EXERCISE:
For the entries that follow, tally the lines holding the string "body". Give the total and nothing else.

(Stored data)
====================

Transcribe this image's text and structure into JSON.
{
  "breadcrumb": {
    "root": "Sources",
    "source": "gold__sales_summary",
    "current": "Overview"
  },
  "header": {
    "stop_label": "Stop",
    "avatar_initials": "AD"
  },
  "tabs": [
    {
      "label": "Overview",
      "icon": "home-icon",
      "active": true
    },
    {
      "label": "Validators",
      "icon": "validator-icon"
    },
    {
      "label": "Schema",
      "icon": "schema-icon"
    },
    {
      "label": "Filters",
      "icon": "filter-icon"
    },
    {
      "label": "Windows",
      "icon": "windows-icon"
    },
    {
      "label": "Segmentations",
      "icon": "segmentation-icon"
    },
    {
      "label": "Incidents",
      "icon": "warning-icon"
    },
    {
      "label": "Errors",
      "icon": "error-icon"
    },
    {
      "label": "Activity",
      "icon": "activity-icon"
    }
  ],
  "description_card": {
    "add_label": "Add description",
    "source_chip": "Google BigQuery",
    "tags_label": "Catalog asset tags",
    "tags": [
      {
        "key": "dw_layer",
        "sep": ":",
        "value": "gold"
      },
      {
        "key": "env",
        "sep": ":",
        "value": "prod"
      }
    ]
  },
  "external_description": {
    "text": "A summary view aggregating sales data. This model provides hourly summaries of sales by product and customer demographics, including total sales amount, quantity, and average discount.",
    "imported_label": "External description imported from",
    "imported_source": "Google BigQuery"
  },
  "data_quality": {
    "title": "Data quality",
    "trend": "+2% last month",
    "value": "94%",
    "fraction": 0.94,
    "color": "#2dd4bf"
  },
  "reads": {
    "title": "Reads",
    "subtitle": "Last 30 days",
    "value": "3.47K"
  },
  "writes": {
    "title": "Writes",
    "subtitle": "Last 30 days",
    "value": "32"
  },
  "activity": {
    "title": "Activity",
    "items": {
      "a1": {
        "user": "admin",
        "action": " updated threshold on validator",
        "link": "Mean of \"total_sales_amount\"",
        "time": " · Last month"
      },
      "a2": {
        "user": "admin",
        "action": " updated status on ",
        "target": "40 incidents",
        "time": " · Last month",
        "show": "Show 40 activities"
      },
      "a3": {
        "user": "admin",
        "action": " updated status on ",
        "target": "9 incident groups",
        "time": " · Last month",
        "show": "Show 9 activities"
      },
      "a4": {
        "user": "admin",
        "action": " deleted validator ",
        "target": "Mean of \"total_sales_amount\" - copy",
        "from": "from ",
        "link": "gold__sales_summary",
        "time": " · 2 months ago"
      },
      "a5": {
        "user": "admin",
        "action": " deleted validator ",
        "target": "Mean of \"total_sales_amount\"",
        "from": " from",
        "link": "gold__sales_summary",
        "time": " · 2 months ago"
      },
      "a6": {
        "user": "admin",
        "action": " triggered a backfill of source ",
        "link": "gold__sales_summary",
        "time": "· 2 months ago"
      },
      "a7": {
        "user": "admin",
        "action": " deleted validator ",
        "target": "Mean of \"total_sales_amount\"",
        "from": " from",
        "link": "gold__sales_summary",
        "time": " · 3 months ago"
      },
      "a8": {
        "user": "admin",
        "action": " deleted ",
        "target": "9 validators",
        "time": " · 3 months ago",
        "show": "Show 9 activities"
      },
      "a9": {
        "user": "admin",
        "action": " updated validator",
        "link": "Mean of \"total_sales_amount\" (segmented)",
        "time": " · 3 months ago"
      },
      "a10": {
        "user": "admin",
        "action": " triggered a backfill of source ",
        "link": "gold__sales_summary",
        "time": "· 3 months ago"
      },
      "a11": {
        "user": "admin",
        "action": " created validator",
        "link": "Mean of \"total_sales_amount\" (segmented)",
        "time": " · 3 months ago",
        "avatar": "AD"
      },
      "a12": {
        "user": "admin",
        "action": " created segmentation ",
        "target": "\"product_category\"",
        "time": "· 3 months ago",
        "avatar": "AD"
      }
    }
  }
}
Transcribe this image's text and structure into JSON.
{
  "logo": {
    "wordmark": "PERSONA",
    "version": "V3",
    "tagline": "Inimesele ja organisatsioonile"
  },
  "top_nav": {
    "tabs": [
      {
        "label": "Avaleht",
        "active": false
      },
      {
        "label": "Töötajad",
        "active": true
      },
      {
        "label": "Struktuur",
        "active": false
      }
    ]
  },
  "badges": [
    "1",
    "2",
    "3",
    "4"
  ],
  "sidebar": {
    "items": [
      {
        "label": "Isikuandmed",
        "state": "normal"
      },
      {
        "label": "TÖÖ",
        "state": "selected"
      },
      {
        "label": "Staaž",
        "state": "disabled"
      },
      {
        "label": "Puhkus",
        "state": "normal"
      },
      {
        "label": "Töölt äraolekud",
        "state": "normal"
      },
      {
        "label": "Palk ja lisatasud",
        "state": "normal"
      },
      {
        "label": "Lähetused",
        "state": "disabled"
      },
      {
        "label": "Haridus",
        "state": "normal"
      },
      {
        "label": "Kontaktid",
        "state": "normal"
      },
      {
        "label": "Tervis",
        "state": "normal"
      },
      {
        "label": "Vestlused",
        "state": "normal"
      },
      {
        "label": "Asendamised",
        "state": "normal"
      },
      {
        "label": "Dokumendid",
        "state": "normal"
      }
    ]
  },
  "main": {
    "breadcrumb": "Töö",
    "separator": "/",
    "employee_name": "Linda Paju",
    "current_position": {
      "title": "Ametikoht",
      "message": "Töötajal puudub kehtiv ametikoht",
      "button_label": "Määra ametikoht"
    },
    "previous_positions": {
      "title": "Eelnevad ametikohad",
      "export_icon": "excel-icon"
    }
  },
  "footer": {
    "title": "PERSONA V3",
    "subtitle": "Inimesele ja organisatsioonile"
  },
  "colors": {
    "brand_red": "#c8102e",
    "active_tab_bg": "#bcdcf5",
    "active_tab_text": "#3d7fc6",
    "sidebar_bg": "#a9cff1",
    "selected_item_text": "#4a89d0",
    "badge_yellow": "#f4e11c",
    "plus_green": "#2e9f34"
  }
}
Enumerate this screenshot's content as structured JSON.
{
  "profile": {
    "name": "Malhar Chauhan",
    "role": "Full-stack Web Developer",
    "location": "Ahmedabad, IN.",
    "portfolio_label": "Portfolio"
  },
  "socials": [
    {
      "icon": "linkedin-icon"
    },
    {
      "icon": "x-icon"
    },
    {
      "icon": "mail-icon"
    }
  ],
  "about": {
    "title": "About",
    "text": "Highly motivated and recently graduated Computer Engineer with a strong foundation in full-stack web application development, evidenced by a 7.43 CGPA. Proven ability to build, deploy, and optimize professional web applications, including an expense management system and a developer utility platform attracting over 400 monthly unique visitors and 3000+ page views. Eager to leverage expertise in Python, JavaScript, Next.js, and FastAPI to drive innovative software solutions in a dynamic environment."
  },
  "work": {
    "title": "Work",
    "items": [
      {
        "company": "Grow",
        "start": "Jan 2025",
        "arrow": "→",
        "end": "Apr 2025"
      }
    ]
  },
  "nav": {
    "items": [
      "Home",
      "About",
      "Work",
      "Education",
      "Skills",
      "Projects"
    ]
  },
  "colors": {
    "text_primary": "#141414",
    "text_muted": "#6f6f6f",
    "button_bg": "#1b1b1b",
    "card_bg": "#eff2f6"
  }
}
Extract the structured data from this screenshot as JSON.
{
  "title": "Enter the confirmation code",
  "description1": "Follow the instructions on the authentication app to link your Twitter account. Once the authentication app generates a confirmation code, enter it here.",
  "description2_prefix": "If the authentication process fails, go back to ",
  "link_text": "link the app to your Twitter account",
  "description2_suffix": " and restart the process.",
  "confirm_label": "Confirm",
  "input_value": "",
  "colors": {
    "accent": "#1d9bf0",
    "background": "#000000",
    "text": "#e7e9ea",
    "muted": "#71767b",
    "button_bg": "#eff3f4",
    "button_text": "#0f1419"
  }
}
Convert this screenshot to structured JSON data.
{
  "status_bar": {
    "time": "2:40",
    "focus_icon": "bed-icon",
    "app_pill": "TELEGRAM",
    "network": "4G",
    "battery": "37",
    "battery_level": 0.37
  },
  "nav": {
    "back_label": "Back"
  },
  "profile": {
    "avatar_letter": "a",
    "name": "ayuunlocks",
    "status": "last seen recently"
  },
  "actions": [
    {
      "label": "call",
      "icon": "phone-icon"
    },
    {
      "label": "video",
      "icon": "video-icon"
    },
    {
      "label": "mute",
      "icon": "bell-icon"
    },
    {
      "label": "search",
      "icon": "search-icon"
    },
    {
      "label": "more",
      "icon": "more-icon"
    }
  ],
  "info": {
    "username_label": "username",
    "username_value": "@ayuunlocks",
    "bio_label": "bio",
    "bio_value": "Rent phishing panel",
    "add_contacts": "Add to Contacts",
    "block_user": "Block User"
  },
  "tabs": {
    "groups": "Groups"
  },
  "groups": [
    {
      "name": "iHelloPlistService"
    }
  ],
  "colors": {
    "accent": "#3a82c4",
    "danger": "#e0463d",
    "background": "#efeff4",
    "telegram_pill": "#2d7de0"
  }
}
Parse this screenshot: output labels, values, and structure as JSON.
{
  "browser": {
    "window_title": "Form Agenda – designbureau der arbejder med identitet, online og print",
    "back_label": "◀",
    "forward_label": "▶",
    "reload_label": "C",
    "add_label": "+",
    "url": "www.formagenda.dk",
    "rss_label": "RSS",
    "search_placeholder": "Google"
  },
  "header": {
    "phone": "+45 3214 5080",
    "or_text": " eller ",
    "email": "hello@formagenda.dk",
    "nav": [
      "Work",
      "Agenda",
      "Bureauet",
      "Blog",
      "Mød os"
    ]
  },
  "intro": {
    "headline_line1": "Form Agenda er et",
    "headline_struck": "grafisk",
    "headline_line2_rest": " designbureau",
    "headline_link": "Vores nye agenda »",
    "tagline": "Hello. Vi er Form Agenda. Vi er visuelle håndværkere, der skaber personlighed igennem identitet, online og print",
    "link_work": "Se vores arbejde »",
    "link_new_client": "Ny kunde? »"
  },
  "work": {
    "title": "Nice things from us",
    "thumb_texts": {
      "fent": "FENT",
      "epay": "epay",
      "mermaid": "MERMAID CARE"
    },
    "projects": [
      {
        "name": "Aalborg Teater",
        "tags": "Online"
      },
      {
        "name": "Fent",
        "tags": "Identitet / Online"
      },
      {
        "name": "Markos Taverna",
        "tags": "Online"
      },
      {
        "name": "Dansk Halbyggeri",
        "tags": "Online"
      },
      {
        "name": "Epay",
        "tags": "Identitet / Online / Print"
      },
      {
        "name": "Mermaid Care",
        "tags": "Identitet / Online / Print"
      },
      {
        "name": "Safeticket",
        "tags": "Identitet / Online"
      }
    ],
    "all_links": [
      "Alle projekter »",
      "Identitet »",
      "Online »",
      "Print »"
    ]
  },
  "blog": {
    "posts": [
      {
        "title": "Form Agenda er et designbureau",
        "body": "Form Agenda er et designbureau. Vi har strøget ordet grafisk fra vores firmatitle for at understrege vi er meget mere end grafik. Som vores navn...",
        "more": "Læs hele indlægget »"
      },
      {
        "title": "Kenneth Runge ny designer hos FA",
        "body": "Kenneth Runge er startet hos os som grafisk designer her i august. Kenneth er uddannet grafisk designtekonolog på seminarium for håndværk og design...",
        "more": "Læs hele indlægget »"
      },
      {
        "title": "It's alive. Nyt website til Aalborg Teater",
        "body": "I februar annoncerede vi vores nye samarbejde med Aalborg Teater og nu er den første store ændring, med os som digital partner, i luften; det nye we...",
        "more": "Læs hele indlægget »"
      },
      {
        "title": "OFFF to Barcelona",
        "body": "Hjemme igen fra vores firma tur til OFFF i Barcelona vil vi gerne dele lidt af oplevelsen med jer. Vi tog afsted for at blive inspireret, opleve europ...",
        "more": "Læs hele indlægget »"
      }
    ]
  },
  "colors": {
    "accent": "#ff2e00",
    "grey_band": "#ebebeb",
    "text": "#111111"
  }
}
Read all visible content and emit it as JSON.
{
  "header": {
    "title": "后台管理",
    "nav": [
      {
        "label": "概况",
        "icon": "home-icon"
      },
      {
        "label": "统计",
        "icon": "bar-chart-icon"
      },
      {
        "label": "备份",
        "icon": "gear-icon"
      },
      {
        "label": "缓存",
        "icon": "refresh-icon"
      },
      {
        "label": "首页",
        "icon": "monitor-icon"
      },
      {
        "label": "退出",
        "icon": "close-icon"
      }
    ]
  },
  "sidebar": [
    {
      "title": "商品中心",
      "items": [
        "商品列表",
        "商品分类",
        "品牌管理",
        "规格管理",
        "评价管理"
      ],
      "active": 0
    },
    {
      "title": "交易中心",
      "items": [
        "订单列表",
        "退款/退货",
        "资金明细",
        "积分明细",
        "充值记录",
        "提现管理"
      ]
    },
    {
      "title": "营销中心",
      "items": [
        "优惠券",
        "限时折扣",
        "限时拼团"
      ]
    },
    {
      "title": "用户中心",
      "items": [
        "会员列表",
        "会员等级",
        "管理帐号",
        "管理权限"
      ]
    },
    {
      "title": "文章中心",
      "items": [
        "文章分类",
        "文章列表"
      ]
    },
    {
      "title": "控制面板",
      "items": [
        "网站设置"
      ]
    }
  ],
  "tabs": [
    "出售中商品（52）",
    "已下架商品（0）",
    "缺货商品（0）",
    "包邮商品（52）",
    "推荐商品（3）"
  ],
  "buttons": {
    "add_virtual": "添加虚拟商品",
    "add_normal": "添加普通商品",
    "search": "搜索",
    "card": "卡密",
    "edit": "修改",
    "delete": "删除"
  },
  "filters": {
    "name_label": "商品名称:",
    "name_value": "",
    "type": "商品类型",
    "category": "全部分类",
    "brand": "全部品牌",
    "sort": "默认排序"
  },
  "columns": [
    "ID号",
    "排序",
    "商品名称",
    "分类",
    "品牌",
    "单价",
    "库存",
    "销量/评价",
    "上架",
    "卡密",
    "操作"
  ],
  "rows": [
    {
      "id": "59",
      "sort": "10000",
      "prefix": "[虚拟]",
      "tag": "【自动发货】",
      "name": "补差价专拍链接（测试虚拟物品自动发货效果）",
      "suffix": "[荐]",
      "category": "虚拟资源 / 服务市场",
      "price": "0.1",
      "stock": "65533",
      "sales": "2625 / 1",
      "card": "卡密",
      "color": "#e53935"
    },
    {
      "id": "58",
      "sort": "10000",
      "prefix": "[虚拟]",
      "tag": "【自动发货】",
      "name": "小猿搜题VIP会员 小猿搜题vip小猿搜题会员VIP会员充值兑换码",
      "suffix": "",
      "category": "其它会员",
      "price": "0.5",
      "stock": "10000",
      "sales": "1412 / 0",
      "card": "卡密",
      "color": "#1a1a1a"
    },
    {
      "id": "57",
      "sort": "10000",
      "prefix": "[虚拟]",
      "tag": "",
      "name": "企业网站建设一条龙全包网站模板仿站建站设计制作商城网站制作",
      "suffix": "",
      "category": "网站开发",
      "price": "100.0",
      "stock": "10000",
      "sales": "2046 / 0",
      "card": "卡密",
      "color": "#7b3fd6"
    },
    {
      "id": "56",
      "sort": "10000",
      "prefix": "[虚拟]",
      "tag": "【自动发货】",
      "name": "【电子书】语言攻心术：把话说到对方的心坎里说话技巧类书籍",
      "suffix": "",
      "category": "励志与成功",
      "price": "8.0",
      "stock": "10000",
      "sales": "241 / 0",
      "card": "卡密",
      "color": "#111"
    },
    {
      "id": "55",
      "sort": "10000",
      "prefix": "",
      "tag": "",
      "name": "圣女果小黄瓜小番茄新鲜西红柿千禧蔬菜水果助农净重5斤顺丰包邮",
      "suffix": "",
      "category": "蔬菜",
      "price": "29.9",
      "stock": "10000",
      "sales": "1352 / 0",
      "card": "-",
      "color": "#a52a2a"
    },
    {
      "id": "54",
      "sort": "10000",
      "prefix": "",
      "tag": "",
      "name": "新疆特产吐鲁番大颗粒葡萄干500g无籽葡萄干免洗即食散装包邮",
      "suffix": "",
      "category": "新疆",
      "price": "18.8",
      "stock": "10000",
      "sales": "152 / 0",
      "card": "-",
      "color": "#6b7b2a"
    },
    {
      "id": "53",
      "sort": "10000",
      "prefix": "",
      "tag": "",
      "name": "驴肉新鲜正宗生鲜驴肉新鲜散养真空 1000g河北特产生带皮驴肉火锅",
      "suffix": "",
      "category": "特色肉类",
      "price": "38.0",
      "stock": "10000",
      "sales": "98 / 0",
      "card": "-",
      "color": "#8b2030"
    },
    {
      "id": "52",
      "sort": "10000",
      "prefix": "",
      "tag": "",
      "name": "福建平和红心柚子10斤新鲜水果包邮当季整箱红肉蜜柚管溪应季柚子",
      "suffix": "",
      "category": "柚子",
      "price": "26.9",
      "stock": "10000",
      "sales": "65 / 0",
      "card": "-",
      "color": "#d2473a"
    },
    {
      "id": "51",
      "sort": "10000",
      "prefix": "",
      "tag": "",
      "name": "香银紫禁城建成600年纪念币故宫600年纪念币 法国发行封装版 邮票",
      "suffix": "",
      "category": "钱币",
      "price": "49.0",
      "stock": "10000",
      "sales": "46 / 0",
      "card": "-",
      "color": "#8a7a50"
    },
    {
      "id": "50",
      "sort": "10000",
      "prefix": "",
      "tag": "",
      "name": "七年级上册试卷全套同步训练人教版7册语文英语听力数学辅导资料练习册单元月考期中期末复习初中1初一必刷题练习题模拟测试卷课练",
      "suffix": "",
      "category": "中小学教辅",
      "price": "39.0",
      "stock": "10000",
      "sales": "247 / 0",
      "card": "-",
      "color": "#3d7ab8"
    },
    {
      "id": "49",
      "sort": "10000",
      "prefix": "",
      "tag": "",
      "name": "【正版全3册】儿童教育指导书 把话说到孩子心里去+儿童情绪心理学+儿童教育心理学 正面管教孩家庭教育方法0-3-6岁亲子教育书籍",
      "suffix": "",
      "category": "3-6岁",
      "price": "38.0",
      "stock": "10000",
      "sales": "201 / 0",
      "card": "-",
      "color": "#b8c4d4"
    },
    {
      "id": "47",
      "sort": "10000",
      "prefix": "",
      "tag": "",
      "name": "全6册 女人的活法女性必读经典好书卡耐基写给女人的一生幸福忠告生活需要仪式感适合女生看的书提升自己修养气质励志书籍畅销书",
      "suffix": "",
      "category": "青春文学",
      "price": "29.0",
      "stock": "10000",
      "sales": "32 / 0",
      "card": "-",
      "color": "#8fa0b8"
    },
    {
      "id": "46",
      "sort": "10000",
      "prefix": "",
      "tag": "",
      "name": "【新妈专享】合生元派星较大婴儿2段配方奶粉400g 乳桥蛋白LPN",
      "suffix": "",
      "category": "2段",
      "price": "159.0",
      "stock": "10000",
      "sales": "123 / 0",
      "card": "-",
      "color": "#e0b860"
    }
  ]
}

====================

ANSWER TO THE EXERCISE:
4